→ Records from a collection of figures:
- - - - -

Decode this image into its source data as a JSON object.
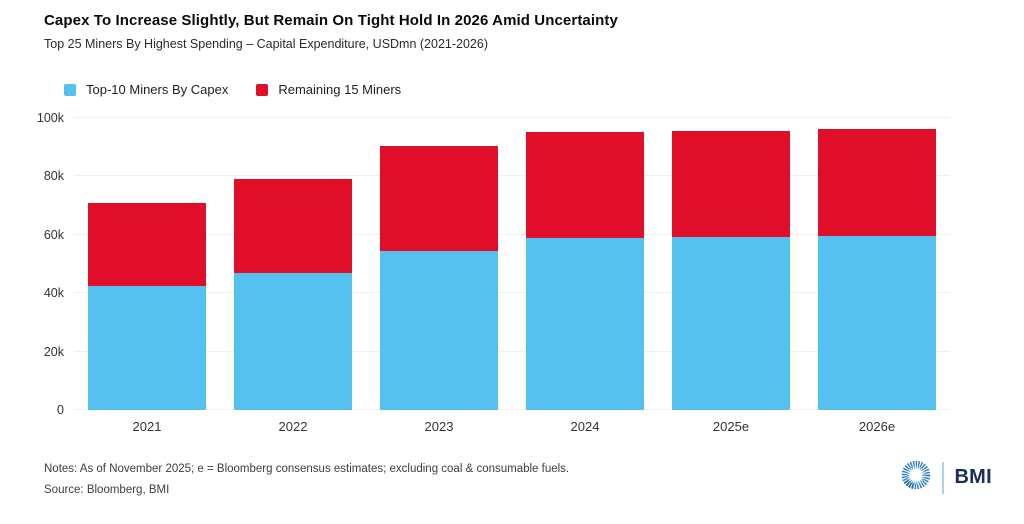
{
  "header": {
    "title": "Capex To Increase Slightly, But Remain On Tight Hold In 2026 Amid Uncertainty",
    "subtitle": "Top 25 Miners By Highest Spending – Capital Expenditure, USDmn (2021-2026)"
  },
  "chart_data": {
    "type": "bar",
    "stacked": true,
    "title": "Capex To Increase Slightly, But Remain On Tight Hold In 2026 Amid Uncertainty",
    "subtitle": "Top 25 Miners By Highest Spending – Capital Expenditure, USDmn (2021-2026)",
    "categories": [
      "2021",
      "2022",
      "2023",
      "2024",
      "2025e",
      "2026e"
    ],
    "series": [
      {
        "name": "Top-10 Miners By Capex",
        "color": "#55c1f0",
        "values": [
          42500,
          47000,
          54500,
          59000,
          59300,
          59700
        ]
      },
      {
        "name": "Remaining 15 Miners",
        "color": "#e00e28",
        "values": [
          28500,
          32000,
          36000,
          36300,
          36400,
          36500
        ]
      }
    ],
    "totals": [
      71000,
      79000,
      90500,
      95300,
      95700,
      96200
    ],
    "xlabel": "",
    "ylabel": "",
    "ylim": [
      0,
      100000
    ],
    "ytick_labels": [
      "0",
      "20k",
      "40k",
      "60k",
      "80k",
      "100k"
    ],
    "grid": "horizontal",
    "legend_position": "top-left"
  },
  "footer": {
    "notes": "Notes: As of November 2025; e = Bloomberg consensus estimates; excluding coal & consumable fuels.",
    "source": "Source: Bloomberg, BMI",
    "logo_text": "BMI",
    "logo_icon": "bmi-globe-icon",
    "logo_colors": {
      "icon_blue": "#2f7dc1",
      "icon_blue_light": "#5fa8d8",
      "divider_blue": "#a9d3ec",
      "text_navy": "#1b2d5e"
    }
  }
}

- - - - -

→ Your objective:
Respond with the number of lines containing "name" and no additional words.

→ Answer to the task:
2